Exercise directions = Your task is to repeat all of the material exactly.

Saved data entries
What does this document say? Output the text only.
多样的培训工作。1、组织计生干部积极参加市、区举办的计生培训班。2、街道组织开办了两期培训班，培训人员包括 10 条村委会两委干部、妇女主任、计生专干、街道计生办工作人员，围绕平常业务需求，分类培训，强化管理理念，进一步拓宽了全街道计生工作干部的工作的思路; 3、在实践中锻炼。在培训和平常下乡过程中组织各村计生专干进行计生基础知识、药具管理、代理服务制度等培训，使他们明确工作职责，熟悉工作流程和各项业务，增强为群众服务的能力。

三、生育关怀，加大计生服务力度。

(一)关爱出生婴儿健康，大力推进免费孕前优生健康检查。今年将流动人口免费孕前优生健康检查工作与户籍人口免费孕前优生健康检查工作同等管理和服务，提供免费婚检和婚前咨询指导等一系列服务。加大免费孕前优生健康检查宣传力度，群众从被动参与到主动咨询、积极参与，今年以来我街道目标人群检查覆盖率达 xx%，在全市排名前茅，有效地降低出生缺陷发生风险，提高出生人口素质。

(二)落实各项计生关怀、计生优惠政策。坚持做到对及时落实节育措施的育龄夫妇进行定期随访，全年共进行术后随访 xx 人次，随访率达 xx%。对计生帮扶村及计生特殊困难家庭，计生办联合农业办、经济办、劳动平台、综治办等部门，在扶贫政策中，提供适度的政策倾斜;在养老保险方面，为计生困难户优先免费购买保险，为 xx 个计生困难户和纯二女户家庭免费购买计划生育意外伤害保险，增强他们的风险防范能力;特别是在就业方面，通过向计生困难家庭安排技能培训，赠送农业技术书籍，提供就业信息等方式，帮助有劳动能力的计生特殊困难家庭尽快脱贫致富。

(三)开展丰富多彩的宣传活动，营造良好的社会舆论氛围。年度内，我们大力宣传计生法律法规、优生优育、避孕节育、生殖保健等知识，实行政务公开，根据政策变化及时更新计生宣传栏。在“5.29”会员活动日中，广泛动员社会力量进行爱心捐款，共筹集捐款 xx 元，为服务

Exercise output =
What does this document say? Output the text only.
多样的培训工作。1、组织计生干部积极参加市、区举办的计生培训班。2、街道组织开办了两期培训班，培训人员包括 10 条村委会两委干部、妇女主任、计生专干、街道计生办工作人员，围绕平常业务需求，分类培训，强化管理理念，进一步拓宽了全街道计生工作干部的工作的思路; 3、在实践中锻炼。在培训和平常下乡过程中组织各村计生专干进行计生基础知识、药具管理、代理服务制度等培训，使他们明确工作职责，熟悉工作流程和各项业务，增强为群众服务的能力。

三、生育关怀，加大计生服务力度。

(一)关爱出生婴儿健康，大力推进免费孕前优生健康检查。今年将流动人口免费孕前优生健康检查工作与户籍人口免费孕前优生健康检查工作同等管理和服务，提供免费婚检和婚前咨询指导等一系列服务。加大免费孕前优生健康检查宣传力度，群众从被动参与到主动咨询、积极参与，今年以来我街道目标人群检查覆盖率达 xx%，在全市排名前茅，有效地降低出生缺陷发生风险，提高出生人口素质。

(二)落实各项计生关怀、计生优惠政策。坚持做到对及时落实节育措施的育龄夫妇进行定期随访，全年共进行术后随访 xx 人次，随访率达 xx%。对计生帮扶村及计生特殊困难家庭，计生办联合农业办、经济办、劳动平台、综治办等部门，在扶贫政策中，提供适度的政策倾斜;在养老保险方面，为计生困难户优先免费购买保险，为 xx 个计生困难户和纯二女户家庭免费购买计划生育意外伤害保险，增强他们的风险防范能力;特别是在就业方面，通过向计生困难家庭安排技能培训，赠送农业技术书籍，提供就业信息等方式，帮助有劳动能力的计生特殊困难家庭尽快脱贫致富。

(三)开展丰富多彩的宣传活动，营造良好的社会舆论氛围。年度内，我们大力宣传计生法律法规、优生优育、避孕节育、生殖保健等知识，实行政务公开，根据政策变化及时更新计生宣传栏。在“5.29”会员活动日中，广泛动员社会力量进行爱心捐款，共筹集捐款 xx 元，为服务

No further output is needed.